[Excerpts from a figure dataset]
-- Begin --

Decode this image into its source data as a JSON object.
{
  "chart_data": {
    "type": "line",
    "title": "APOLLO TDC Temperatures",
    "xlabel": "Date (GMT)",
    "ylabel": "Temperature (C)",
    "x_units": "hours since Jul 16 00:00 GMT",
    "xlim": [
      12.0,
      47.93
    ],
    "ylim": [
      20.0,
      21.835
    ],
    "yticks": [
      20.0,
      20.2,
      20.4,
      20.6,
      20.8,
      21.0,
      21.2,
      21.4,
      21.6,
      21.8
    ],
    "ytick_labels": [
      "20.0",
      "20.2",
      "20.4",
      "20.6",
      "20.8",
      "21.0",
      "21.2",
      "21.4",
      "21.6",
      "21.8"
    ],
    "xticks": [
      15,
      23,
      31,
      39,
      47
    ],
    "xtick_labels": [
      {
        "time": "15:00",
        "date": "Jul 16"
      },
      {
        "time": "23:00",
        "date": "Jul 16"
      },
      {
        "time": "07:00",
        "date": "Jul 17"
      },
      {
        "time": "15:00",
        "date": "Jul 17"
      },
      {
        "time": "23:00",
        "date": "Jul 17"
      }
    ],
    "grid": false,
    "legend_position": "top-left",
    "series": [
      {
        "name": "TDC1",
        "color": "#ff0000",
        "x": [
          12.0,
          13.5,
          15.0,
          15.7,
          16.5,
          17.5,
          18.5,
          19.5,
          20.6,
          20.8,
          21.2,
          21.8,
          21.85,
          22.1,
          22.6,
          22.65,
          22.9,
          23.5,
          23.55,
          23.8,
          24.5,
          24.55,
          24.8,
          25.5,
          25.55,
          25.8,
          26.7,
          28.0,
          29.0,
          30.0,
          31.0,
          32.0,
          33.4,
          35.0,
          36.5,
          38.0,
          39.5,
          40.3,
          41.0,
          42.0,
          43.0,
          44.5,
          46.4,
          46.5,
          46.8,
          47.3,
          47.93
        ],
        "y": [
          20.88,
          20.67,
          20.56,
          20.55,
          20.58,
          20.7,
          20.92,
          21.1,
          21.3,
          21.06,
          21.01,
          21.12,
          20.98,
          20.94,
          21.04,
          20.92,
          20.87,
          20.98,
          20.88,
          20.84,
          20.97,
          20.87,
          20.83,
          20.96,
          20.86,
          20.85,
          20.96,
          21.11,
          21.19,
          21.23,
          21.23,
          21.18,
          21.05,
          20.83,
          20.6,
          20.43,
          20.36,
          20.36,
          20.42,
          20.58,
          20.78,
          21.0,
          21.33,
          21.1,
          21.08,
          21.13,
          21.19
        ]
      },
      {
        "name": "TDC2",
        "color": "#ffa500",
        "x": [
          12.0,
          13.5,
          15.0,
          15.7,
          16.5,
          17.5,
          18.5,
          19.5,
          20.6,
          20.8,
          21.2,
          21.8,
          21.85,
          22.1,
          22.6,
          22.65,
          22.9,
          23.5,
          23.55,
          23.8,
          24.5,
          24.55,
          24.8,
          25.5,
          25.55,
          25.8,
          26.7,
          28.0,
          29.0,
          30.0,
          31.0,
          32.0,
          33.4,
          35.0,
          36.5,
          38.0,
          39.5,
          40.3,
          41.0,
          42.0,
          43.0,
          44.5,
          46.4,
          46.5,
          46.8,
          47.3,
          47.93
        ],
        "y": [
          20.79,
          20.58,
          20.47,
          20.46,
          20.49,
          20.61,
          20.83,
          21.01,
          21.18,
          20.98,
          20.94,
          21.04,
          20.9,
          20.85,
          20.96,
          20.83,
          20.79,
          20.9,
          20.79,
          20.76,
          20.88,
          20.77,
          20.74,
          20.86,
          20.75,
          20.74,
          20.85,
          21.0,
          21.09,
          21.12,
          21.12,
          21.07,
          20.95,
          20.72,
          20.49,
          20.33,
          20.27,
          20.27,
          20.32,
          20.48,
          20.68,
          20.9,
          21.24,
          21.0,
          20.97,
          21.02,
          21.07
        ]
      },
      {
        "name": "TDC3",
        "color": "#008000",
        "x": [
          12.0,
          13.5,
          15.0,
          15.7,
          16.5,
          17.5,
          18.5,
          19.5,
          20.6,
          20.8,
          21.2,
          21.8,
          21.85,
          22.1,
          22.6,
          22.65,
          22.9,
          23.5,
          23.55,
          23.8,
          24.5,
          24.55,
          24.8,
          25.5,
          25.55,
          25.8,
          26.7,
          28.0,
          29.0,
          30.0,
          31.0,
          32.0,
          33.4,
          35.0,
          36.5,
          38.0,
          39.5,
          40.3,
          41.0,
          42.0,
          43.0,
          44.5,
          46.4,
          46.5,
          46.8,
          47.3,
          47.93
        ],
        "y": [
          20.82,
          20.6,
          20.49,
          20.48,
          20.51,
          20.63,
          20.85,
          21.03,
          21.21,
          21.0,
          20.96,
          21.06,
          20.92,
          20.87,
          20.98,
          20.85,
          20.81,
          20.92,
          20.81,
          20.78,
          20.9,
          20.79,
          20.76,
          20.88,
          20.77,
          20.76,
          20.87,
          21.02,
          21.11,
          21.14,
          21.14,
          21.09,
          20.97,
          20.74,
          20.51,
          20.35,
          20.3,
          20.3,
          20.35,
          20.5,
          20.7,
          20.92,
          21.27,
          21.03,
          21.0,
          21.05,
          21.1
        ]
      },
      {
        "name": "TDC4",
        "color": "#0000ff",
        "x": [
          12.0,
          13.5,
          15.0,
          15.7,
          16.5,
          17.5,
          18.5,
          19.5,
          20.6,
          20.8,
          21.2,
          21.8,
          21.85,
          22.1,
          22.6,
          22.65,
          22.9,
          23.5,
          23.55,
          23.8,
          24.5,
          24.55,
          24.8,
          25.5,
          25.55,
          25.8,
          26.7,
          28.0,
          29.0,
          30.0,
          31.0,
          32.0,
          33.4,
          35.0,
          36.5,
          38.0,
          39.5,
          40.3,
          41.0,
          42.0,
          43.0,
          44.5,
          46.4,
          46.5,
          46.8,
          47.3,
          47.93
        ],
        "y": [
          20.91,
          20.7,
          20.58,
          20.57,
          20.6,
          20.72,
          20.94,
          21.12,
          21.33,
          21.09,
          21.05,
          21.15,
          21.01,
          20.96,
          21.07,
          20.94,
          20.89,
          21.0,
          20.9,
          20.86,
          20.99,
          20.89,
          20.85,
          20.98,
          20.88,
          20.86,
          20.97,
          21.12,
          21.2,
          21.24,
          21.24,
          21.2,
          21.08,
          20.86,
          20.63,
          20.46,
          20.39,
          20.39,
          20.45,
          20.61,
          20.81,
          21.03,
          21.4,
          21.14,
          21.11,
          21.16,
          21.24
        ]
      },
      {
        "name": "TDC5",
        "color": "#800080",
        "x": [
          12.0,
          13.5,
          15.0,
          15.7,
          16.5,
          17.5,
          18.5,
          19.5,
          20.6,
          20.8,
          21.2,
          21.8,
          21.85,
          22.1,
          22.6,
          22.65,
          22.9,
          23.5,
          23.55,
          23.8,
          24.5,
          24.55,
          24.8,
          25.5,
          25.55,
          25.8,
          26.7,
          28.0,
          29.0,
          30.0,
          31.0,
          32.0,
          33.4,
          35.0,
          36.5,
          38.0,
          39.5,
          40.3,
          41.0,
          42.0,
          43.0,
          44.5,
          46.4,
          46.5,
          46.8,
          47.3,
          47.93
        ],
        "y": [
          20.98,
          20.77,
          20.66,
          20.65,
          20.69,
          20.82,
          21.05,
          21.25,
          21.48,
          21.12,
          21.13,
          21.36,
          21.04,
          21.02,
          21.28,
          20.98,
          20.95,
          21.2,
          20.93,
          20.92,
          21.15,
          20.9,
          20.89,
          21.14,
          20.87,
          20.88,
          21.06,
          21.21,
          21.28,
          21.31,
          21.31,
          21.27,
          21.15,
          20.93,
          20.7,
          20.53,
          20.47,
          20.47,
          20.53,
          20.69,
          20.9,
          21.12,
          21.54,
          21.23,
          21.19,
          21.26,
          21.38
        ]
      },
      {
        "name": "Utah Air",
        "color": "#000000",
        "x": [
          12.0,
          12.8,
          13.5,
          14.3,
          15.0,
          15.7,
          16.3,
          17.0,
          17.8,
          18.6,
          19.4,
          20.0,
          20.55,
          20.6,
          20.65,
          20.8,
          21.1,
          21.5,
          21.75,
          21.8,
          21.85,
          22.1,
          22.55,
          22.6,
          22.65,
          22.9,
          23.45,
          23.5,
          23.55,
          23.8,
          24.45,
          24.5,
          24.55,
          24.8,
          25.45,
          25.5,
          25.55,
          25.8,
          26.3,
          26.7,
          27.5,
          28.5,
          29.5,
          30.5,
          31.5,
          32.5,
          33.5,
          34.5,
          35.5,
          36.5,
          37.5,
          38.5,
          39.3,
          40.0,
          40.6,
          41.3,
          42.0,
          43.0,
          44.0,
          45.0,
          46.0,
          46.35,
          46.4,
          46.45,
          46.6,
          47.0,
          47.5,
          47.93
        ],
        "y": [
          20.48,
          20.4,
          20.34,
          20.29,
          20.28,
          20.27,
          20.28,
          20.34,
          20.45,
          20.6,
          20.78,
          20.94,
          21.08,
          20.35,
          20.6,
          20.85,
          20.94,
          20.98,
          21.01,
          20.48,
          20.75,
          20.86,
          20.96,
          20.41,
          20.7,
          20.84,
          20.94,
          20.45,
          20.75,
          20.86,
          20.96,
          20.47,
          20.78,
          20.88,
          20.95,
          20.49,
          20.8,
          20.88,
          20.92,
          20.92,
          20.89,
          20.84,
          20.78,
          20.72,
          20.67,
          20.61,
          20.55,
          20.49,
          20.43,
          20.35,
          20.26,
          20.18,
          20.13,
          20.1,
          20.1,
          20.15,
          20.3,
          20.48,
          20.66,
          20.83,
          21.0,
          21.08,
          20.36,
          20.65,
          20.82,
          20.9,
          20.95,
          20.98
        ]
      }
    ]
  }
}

-- End --

» DO THIS
Scan the data above; copy every line where "color" appears.

» THE RESULT
        "color": "#ff0000",
        "color": "#ffa500",
        "color": "#008000",
        "color": "#0000ff",
        "color": "#800080",
        "color": "#000000",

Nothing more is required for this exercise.